== THE INPUT

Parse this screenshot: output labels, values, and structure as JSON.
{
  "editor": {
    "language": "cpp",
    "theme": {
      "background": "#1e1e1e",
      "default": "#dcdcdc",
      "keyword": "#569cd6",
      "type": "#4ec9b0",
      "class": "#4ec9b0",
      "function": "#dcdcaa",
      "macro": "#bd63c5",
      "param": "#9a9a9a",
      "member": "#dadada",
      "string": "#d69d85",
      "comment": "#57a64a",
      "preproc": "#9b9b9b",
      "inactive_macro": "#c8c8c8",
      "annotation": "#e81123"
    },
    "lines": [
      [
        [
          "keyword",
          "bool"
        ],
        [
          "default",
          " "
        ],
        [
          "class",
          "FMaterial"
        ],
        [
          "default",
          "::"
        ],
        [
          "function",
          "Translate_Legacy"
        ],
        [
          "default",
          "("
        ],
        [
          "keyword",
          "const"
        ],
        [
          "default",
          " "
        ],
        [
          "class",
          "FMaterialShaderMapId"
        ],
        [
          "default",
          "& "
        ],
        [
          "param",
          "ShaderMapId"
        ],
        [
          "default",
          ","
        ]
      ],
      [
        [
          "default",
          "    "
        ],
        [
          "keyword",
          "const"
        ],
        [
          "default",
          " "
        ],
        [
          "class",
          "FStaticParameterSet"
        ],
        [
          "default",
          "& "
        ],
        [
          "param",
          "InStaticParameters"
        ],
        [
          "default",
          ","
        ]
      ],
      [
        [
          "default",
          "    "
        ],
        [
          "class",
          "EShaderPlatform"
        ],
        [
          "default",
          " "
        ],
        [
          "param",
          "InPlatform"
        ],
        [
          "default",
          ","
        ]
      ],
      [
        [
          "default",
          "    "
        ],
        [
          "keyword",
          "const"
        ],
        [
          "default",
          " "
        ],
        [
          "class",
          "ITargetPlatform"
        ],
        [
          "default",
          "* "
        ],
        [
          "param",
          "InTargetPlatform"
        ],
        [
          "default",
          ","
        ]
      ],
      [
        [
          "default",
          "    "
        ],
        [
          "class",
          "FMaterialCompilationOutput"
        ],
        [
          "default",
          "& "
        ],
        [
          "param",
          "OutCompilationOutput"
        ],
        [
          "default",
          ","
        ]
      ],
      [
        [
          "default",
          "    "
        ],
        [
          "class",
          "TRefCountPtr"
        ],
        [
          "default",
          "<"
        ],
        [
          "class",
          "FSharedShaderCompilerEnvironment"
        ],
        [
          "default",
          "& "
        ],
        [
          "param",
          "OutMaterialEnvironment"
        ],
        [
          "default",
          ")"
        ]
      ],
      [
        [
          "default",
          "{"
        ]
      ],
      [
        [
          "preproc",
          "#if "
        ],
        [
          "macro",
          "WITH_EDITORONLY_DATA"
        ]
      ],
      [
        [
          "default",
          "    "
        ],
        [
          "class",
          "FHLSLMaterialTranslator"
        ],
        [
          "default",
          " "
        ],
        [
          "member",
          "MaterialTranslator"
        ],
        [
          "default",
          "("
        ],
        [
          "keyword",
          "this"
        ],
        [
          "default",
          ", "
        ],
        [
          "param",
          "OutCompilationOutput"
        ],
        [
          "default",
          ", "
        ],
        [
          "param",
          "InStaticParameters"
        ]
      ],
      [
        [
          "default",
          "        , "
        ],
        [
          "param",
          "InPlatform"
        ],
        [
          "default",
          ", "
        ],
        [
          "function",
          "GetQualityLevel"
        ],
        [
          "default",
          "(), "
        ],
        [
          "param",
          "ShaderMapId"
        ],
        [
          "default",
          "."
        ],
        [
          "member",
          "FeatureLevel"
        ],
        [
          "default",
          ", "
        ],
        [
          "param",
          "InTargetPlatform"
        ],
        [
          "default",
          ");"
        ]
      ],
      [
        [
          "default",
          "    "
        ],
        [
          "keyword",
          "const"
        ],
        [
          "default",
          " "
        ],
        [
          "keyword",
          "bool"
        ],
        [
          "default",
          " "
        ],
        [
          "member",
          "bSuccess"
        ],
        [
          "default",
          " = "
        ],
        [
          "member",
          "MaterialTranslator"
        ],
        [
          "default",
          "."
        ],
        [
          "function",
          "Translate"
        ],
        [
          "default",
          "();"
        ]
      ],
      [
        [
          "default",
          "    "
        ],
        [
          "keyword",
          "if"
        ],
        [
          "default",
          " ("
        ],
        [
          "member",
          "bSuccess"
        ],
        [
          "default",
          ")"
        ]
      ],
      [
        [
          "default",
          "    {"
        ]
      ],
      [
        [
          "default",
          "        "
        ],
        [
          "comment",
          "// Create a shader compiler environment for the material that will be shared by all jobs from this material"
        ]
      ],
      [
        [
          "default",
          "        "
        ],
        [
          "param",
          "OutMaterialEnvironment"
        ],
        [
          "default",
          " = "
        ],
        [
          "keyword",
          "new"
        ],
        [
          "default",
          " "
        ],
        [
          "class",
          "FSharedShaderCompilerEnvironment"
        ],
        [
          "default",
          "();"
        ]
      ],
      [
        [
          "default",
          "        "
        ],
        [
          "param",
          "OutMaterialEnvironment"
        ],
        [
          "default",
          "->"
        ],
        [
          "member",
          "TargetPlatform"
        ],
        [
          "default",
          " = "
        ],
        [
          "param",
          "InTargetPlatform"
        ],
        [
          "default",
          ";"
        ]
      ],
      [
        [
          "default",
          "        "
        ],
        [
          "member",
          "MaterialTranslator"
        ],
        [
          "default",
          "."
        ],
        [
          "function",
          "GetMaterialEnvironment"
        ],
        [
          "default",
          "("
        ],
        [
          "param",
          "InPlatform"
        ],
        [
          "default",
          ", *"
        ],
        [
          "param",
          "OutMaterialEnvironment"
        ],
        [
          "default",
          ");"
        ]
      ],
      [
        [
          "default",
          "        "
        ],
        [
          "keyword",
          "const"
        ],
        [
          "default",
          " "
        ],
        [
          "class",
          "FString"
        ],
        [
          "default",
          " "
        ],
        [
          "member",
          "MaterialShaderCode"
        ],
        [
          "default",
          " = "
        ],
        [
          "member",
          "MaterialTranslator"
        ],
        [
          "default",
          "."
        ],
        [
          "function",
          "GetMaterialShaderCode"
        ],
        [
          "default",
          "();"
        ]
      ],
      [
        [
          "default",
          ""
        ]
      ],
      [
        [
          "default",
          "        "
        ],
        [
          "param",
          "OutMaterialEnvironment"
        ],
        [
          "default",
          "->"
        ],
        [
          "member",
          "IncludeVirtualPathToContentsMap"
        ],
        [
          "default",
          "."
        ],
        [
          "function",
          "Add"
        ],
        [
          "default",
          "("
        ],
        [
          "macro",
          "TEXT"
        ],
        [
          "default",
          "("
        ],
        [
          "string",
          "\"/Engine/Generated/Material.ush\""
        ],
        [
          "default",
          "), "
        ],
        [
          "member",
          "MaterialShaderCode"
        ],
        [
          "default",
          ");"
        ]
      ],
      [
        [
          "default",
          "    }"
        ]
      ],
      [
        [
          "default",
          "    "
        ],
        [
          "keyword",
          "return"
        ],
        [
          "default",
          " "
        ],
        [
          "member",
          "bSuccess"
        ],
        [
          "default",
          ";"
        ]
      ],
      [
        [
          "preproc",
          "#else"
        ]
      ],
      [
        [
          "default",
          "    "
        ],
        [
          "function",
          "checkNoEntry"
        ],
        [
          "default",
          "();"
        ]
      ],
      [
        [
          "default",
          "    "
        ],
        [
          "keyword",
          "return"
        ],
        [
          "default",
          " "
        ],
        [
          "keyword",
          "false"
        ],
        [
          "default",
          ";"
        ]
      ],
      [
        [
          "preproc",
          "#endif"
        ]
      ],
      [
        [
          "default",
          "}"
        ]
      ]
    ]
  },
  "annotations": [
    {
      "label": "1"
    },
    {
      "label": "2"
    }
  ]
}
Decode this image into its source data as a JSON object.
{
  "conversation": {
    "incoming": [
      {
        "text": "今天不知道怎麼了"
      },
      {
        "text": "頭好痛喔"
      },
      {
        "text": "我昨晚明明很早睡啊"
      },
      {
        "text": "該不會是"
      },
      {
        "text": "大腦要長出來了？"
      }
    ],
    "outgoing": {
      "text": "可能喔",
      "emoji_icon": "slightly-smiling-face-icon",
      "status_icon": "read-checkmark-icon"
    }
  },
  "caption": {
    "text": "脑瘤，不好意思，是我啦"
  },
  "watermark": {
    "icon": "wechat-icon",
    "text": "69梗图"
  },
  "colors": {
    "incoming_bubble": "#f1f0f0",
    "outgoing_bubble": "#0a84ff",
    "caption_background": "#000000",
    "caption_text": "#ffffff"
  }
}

====

→ **EXERCISE DIRECTIONS**
Send back exactly the lines from the line with "Decode this image" through the end of the records.

→ **WRITTEN ANSWER**
Decode this image into its source data as a JSON object.
{
  "conversation": {
    "incoming": [
      {
        "text": "今天不知道怎麼了"
      },
      {
        "text": "頭好痛喔"
      },
      {
        "text": "我昨晚明明很早睡啊"
      },
      {
        "text": "該不會是"
      },
      {
        "text": "大腦要長出來了？"
      }
    ],
    "outgoing": {
      "text": "可能喔",
      "emoji_icon": "slightly-smiling-face-icon",
      "status_icon": "read-checkmark-icon"
    }
  },
  "caption": {
    "text": "脑瘤，不好意思，是我啦"
  },
  "watermark": {
    "icon": "wechat-icon",
    "text": "69梗图"
  },
  "colors": {
    "incoming_bubble": "#f1f0f0",
    "outgoing_bubble": "#0a84ff",
    "caption_background": "#000000",
    "caption_text": "#ffffff"
  }
}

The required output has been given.